> EXERCISE BRIEF
Copy all records verbatim.
— Begin STORED RECORDS —
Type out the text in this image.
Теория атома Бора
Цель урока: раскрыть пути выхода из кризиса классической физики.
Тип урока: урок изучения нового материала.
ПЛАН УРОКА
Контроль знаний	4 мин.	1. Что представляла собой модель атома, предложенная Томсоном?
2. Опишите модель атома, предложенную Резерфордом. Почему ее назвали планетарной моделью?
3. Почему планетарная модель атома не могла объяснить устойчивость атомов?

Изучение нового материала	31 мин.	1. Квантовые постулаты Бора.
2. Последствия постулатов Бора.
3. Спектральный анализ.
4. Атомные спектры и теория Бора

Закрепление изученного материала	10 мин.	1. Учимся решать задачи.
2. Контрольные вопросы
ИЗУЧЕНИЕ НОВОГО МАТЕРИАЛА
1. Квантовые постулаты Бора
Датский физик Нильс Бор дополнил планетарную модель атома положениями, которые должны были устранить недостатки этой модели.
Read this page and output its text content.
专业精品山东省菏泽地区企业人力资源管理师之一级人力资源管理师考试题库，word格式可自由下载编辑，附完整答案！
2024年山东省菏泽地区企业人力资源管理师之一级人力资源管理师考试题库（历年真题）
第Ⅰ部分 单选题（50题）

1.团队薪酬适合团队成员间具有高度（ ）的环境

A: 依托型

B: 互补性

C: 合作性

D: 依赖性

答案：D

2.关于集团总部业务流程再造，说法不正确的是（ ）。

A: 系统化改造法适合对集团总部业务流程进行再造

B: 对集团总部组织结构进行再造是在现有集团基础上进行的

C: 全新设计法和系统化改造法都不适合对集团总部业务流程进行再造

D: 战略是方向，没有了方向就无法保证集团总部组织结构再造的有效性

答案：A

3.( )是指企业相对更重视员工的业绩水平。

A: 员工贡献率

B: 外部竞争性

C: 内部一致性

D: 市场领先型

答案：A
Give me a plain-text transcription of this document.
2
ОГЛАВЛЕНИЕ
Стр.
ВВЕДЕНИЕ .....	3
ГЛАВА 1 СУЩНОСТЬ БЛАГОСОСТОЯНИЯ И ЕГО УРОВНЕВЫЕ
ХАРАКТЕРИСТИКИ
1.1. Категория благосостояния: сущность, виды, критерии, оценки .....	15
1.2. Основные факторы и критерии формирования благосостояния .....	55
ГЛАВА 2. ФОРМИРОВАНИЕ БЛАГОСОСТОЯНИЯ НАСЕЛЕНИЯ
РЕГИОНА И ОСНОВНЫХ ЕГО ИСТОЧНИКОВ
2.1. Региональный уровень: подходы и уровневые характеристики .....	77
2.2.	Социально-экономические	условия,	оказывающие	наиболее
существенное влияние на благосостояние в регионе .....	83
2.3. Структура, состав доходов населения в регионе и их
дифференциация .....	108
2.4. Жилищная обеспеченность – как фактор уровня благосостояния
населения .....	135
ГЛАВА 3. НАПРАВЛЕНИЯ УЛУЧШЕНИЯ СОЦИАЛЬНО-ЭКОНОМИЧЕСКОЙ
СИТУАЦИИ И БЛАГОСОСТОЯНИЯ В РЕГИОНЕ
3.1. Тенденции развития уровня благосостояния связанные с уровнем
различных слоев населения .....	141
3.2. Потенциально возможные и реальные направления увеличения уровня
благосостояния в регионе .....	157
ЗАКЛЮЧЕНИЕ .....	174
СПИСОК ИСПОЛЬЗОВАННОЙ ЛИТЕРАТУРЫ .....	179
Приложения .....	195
— End STORED RECORDS —
> FINISHED TASK
Type out the text in this image.
Теория атома Бора
Цель урока: раскрыть пути выхода из кризиса классической физики.
Тип урока: урок изучения нового материала.
ПЛАН УРОКА
Контроль знаний	4 мин.	1. Что представляла собой модель атома, предложенная Томсоном?
2. Опишите модель атома, предложенную Резерфордом. Почему ее назвали планетарной моделью?
3. Почему планетарная модель атома не могла объяснить устойчивость атомов?

Изучение нового материала	31 мин.	1. Квантовые постулаты Бора.
2. Последствия постулатов Бора.
3. Спектральный анализ.
4. Атомные спектры и теория Бора

Закрепление изученного материала	10 мин.	1. Учимся решать задачи.
2. Контрольные вопросы
ИЗУЧЕНИЕ НОВОГО МАТЕРИАЛА
1. Квантовые постулаты Бора
Датский физик Нильс Бор дополнил планетарную модель атома положениями, которые должны были устранить недостатки этой модели.
Read this page and output its text content.
专业精品山东省菏泽地区企业人力资源管理师之一级人力资源管理师考试题库，word格式可自由下载编辑，附完整答案！
2024年山东省菏泽地区企业人力资源管理师之一级人力资源管理师考试题库（历年真题）
第Ⅰ部分 单选题（50题）

1.团队薪酬适合团队成员间具有高度（ ）的环境

A: 依托型

B: 互补性

C: 合作性

D: 依赖性

答案：D

2.关于集团总部业务流程再造，说法不正确的是（ ）。

A: 系统化改造法适合对集团总部业务流程进行再造

B: 对集团总部组织结构进行再造是在现有集团基础上进行的

C: 全新设计法和系统化改造法都不适合对集团总部业务流程进行再造

D: 战略是方向，没有了方向就无法保证集团总部组织结构再造的有效性

答案：A

3.( )是指企业相对更重视员工的业绩水平。

A: 员工贡献率

B: 外部竞争性

C: 内部一致性

D: 市场领先型

答案：A
Give me a plain-text transcription of this document.
2
ОГЛАВЛЕНИЕ
Стр.
ВВЕДЕНИЕ .....	3
ГЛАВА 1 СУЩНОСТЬ БЛАГОСОСТОЯНИЯ И ЕГО УРОВНЕВЫЕ
ХАРАКТЕРИСТИКИ
1.1. Категория благосостояния: сущность, виды, критерии, оценки .....	15
1.2. Основные факторы и критерии формирования благосостояния .....	55
ГЛАВА 2. ФОРМИРОВАНИЕ БЛАГОСОСТОЯНИЯ НАСЕЛЕНИЯ
РЕГИОНА И ОСНОВНЫХ ЕГО ИСТОЧНИКОВ
2.1. Региональный уровень: подходы и уровневые характеристики .....	77
2.2.	Социально-экономические	условия,	оказывающие	наиболее
существенное влияние на благосостояние в регионе .....	83
2.3. Структура, состав доходов населения в регионе и их
дифференциация .....	108
2.4. Жилищная обеспеченность – как фактор уровня благосостояния
населения .....	135
ГЛАВА 3. НАПРАВЛЕНИЯ УЛУЧШЕНИЯ СОЦИАЛЬНО-ЭКОНОМИЧЕСКОЙ
СИТУАЦИИ И БЛАГОСОСТОЯНИЯ В РЕГИОНЕ
3.1. Тенденции развития уровня благосостояния связанные с уровнем
различных слоев населения .....	141
3.2. Потенциально возможные и реальные направления увеличения уровня
благосостояния в регионе .....	157
ЗАКЛЮЧЕНИЕ .....	174
СПИСОК ИСПОЛЬЗОВАННОЙ ЛИТЕРАТУРЫ .....	179
Приложения .....	195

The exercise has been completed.